### [What is required]
Report how many lines contain "Schedules", with no other words.
--------------------------------
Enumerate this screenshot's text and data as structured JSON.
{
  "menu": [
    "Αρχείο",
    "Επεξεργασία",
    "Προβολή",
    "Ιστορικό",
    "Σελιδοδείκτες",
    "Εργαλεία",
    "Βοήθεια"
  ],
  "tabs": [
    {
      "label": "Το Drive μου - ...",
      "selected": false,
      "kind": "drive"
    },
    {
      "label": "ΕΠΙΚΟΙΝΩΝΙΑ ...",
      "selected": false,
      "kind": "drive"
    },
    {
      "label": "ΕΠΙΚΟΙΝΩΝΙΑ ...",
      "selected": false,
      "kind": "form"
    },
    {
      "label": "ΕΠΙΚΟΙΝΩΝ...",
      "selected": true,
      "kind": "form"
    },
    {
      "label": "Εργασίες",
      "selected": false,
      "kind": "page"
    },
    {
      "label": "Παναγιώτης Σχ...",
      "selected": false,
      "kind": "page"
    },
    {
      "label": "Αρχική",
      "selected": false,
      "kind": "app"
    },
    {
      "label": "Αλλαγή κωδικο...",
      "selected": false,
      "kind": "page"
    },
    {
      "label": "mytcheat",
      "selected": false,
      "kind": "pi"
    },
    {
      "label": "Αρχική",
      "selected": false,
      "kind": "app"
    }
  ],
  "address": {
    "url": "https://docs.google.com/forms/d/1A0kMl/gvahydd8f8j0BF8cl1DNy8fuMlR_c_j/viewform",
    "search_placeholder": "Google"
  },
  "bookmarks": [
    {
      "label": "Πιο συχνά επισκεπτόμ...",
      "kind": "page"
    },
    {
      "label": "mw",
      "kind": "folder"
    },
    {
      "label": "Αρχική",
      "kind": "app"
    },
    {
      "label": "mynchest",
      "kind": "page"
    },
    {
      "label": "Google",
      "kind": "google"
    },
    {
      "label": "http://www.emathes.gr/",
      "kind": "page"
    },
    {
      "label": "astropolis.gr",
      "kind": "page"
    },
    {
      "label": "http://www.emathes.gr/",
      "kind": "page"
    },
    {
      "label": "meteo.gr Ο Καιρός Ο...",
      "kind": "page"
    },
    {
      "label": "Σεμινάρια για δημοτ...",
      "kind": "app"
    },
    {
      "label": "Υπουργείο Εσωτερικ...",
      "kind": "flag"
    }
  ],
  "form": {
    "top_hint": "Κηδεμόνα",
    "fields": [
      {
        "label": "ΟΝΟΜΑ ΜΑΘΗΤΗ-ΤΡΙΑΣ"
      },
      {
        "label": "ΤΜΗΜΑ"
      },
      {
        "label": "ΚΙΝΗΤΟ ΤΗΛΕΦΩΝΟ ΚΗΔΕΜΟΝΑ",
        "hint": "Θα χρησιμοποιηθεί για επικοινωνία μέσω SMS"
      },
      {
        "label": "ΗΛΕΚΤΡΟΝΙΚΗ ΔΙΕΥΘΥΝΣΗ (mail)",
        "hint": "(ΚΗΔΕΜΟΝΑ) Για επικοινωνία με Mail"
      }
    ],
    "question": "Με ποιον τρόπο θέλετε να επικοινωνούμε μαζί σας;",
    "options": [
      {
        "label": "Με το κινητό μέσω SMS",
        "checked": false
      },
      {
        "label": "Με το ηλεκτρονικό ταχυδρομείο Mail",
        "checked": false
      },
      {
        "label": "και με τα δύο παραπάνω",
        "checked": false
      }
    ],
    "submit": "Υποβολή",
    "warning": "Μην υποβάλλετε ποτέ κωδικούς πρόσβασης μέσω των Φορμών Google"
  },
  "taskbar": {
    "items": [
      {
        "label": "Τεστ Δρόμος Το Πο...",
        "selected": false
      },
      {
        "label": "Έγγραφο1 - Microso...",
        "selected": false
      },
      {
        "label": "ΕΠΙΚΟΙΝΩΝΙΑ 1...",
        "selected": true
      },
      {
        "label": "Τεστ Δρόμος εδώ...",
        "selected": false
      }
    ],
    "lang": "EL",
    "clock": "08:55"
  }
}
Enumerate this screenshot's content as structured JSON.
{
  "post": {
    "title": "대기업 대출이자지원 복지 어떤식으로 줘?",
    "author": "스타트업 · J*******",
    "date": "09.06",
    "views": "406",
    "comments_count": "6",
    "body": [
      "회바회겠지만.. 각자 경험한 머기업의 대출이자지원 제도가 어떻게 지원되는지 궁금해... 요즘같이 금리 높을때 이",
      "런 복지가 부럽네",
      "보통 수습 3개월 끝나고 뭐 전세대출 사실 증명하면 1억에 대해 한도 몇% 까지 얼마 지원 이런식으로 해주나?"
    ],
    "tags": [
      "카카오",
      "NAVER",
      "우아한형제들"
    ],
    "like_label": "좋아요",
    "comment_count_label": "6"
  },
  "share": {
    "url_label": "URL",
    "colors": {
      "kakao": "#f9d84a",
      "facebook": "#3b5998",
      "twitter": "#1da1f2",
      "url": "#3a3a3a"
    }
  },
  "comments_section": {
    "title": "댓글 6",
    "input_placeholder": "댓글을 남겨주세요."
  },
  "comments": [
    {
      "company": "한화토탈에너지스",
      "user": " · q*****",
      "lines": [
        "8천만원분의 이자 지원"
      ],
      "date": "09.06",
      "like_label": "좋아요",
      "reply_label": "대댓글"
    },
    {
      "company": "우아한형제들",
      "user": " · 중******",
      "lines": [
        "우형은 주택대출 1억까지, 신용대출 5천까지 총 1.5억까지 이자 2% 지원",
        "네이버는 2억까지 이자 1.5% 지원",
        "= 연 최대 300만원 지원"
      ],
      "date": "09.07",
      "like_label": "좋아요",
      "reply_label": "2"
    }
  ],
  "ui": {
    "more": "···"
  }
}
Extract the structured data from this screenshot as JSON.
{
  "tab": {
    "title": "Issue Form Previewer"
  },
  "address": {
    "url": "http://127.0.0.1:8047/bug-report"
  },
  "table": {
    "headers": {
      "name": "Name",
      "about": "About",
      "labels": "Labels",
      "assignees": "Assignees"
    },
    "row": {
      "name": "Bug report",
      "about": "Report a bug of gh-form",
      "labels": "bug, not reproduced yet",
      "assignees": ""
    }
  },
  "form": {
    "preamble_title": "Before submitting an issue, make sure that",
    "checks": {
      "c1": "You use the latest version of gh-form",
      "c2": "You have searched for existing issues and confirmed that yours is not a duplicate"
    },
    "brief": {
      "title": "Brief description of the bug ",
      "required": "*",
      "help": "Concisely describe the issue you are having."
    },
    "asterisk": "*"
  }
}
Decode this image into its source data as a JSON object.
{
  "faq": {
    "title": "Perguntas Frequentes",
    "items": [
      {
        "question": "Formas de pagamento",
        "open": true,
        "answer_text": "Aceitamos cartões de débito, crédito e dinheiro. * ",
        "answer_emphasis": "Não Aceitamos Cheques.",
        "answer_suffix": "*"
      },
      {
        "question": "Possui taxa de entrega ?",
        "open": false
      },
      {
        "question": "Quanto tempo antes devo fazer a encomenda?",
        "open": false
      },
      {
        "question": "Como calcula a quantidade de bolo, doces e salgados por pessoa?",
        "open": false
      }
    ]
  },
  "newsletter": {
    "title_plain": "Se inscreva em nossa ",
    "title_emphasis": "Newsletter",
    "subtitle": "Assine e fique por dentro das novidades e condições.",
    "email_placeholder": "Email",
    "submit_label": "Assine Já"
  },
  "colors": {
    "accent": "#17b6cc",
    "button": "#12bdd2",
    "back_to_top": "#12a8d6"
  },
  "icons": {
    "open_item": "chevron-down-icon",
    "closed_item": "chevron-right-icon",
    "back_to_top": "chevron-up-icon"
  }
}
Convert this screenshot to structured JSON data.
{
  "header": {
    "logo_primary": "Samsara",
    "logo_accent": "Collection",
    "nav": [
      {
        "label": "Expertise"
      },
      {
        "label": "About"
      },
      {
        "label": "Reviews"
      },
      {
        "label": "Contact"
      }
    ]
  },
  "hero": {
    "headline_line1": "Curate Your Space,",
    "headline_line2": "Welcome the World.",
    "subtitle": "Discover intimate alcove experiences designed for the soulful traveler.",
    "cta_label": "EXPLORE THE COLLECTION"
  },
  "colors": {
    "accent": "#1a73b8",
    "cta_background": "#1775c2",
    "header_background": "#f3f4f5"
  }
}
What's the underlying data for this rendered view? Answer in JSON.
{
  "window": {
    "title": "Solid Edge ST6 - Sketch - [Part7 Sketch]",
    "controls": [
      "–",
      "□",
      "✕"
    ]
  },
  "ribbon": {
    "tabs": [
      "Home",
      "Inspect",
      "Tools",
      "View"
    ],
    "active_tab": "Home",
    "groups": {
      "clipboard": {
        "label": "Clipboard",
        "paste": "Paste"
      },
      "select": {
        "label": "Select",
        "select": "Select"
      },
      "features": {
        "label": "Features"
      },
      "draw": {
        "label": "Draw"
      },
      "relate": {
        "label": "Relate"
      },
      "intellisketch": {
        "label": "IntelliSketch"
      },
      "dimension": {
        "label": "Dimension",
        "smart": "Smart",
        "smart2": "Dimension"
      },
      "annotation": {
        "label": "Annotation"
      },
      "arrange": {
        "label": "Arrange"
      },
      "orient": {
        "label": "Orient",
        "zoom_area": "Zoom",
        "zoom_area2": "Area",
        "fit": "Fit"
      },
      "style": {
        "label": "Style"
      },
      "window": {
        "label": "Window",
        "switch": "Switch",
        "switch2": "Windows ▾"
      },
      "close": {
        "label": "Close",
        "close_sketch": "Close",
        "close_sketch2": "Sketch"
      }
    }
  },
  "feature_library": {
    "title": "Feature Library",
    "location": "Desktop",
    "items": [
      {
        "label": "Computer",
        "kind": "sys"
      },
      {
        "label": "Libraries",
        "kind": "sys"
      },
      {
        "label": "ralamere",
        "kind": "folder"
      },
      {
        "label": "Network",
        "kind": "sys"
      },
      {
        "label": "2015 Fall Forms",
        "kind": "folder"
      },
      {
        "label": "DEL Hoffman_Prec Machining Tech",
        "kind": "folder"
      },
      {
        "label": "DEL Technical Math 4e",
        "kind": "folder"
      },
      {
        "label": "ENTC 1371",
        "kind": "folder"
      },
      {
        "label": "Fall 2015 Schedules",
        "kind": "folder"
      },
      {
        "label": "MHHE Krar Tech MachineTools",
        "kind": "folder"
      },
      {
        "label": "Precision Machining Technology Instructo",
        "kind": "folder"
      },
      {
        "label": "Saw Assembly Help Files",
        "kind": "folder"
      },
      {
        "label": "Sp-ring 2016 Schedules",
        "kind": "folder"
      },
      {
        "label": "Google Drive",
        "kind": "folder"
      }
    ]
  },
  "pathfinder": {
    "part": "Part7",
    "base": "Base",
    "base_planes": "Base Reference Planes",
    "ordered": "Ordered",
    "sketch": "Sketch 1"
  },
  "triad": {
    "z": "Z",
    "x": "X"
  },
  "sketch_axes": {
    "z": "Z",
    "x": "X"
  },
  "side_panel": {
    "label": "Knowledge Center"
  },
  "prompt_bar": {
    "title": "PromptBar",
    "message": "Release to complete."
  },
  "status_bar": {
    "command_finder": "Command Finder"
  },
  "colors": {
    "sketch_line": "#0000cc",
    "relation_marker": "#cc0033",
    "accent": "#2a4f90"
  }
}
--------------------------------
### [Answer]
2